- [Prompt] Copy out the records word for word, from the line containing "join-nav: Log in" through the line containing "name-input[interactable] — [752, 332, 1439, 387]", including both of those lines.

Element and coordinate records
(begin)

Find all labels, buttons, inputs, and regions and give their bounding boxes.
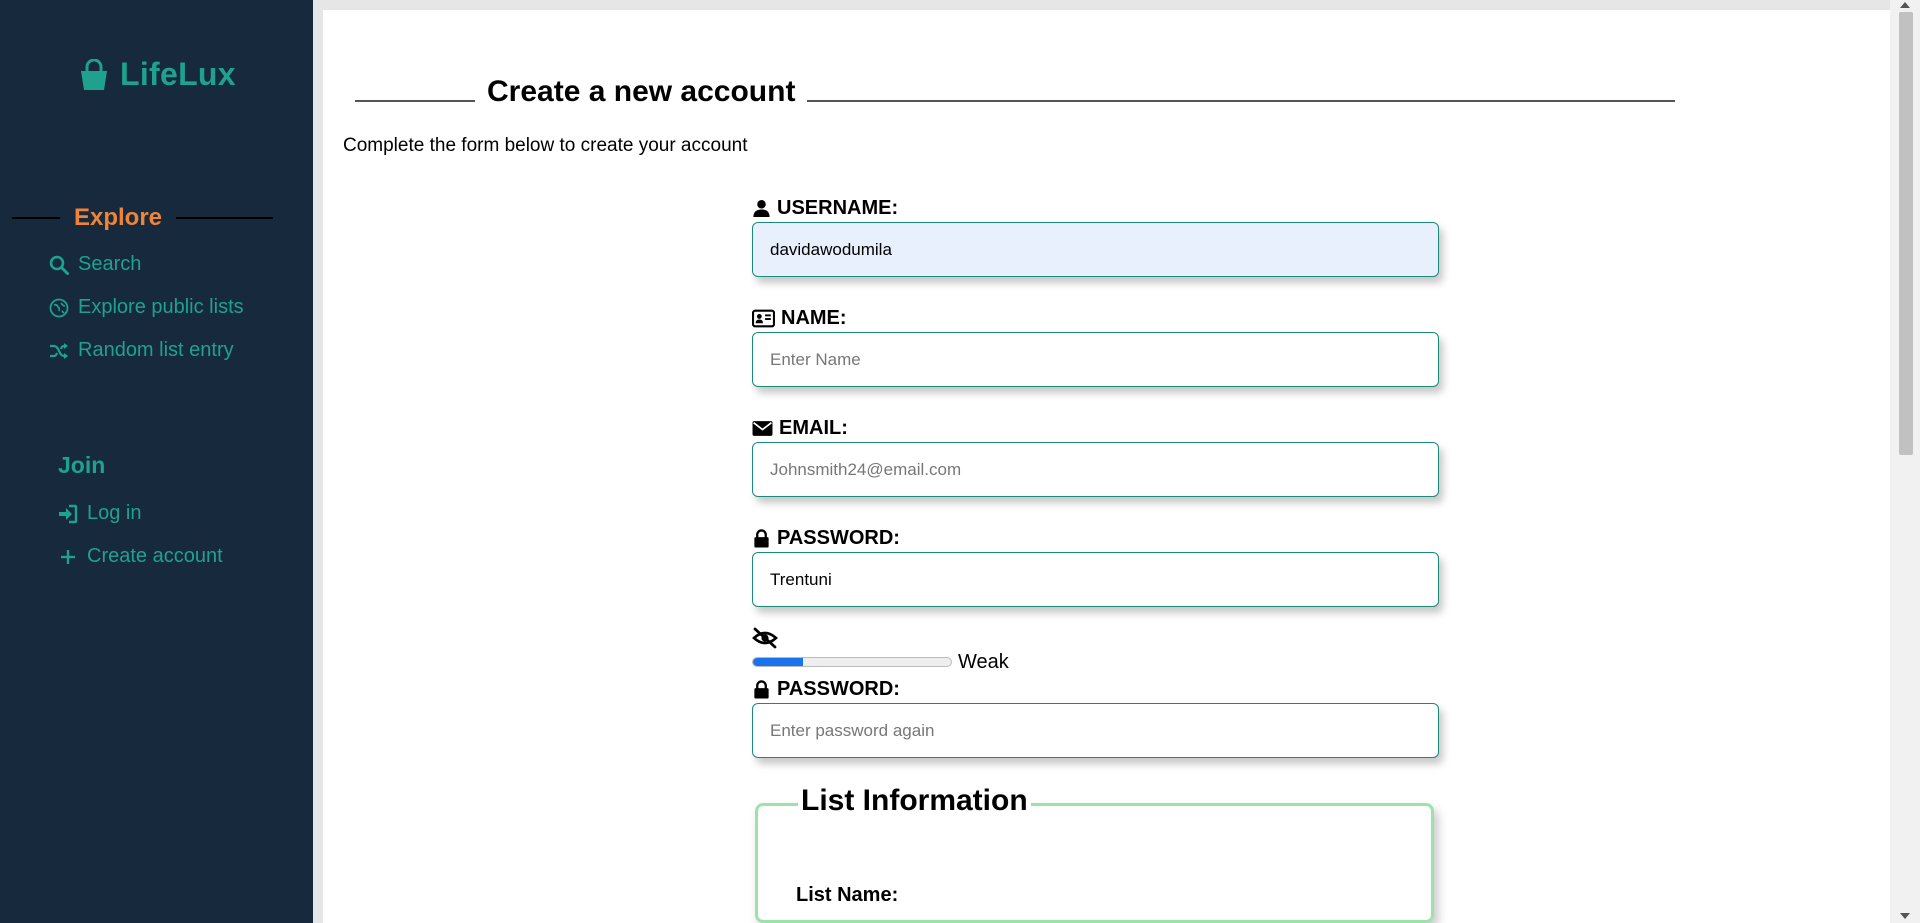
join-nav: Log in Create account — [58, 492, 223, 578]
join-title: Join — [58, 452, 106, 478]
sidebar-item-label: Search — [78, 253, 142, 275]
password-label-text: PASSWORD: — [777, 526, 900, 549]
lock-icon — [754, 679, 769, 699]
sidebar: LifeLux Explore Search Explore public li… — [0, 0, 313, 923]
login-icon — [59, 504, 78, 523]
name-label-text: NAME: — [781, 306, 847, 329]
compass-icon — [49, 298, 69, 317]
password-strength: Weak — [752, 649, 1439, 675]
list-name-label: List Name: — [796, 884, 899, 906]
page-subtitle: Complete the form below to create your a… — [343, 135, 748, 156]
sidebar-item-random-list-entry[interactable]: Random list entry — [49, 329, 244, 372]
name-input[interactable] — [752, 332, 1439, 387]
password-strength-fill — [753, 658, 803, 666]
explore-title: Explore — [74, 204, 163, 231]
scrollbar-thumb[interactable] — [1899, 12, 1913, 455]
confirm-password-label: PASSWORD: — [752, 675, 1439, 703]
app-name: LifeLux — [120, 56, 236, 92]
user-icon — [753, 199, 770, 217]
create-account-form: USERNAME: NAME: EMAIL: — [752, 194, 1439, 923]
shuffle-icon — [50, 342, 68, 359]
toggle-password-visibility[interactable] — [752, 627, 1439, 649]
confirm-password-input[interactable] — [752, 703, 1439, 758]
divider — [807, 100, 1675, 102]
page-title: Create a new account — [487, 75, 796, 108]
main-content: Create a new account Complete the form b… — [323, 10, 1890, 923]
basket-icon — [81, 58, 107, 90]
confirm-password-label-text: PASSWORD: — [777, 677, 900, 700]
plus-icon — [61, 549, 75, 564]
id-card-icon — [752, 309, 775, 327]
sidebar-item-label: Random list entry — [78, 339, 234, 361]
scroll-down-arrow-icon[interactable] — [1900, 913, 1910, 919]
password-label: PASSWORD: — [752, 524, 1439, 552]
sidebar-item-explore-public-lists[interactable]: Explore public lists — [49, 286, 244, 329]
envelope-icon — [752, 420, 773, 436]
divider — [176, 217, 274, 219]
eye-slash-icon — [752, 627, 778, 649]
password-strength-label: Weak — [958, 650, 1009, 673]
email-label-text: EMAIL: — [779, 416, 848, 439]
divider — [355, 100, 475, 102]
sidebar-item-label: Explore public lists — [78, 296, 244, 318]
username-label-text: USERNAME: — [777, 196, 899, 219]
divider — [12, 217, 60, 219]
sidebar-item-log-in[interactable]: Log in — [58, 492, 223, 535]
explore-nav: Search Explore public lists Random list … — [49, 243, 244, 372]
list-information-legend: List Information — [798, 784, 1031, 818]
password-strength-meter — [752, 657, 952, 667]
email-input[interactable] — [752, 442, 1439, 497]
username-label: USERNAME: — [752, 194, 1439, 222]
sidebar-item-search[interactable]: Search — [49, 243, 244, 286]
page-scrollbar[interactable] — [1890, 0, 1920, 923]
name-label: NAME: — [752, 304, 1439, 332]
email-label: EMAIL: — [752, 414, 1439, 442]
logo[interactable]: LifeLux — [80, 56, 236, 93]
sidebar-item-label: Create account — [87, 545, 223, 567]
search-icon — [49, 255, 69, 275]
sidebar-item-create-account[interactable]: Create account — [58, 535, 223, 578]
explore-section-header: Explore — [12, 204, 274, 232]
username-input[interactable] — [752, 222, 1439, 277]
password-input[interactable] — [752, 552, 1439, 607]
list-information-fieldset: List Information List Name: — [755, 784, 1434, 923]
sidebar-item-label: Log in — [87, 502, 142, 524]
page-header: Create a new account — [355, 74, 1675, 110]
lock-icon — [754, 528, 769, 548]
scroll-up-arrow-icon[interactable] — [1900, 2, 1910, 8]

(end)

- [Output of the task]
join-nav: Log in Create account — [58, 492, 223, 578]
join-title: Join — [58, 452, 106, 478]
sidebar-item-label: Search — [78, 253, 142, 275]
password-label-text: PASSWORD: — [777, 526, 900, 549]
lock-icon — [754, 679, 769, 699]
sidebar: LifeLux Explore Search Explore public li… — [0, 0, 313, 923]
login-icon — [59, 504, 78, 523]
name-label-text: NAME: — [781, 306, 847, 329]
compass-icon — [49, 298, 69, 317]
password-strength: Weak — [752, 649, 1439, 675]
list-name-label: List Name: — [796, 884, 899, 906]
page-subtitle: Complete the form below to create your a… — [343, 135, 748, 156]
sidebar-item-random-list-entry[interactable]: Random list entry — [49, 329, 244, 372]
name-input[interactable] — [752, 332, 1439, 387]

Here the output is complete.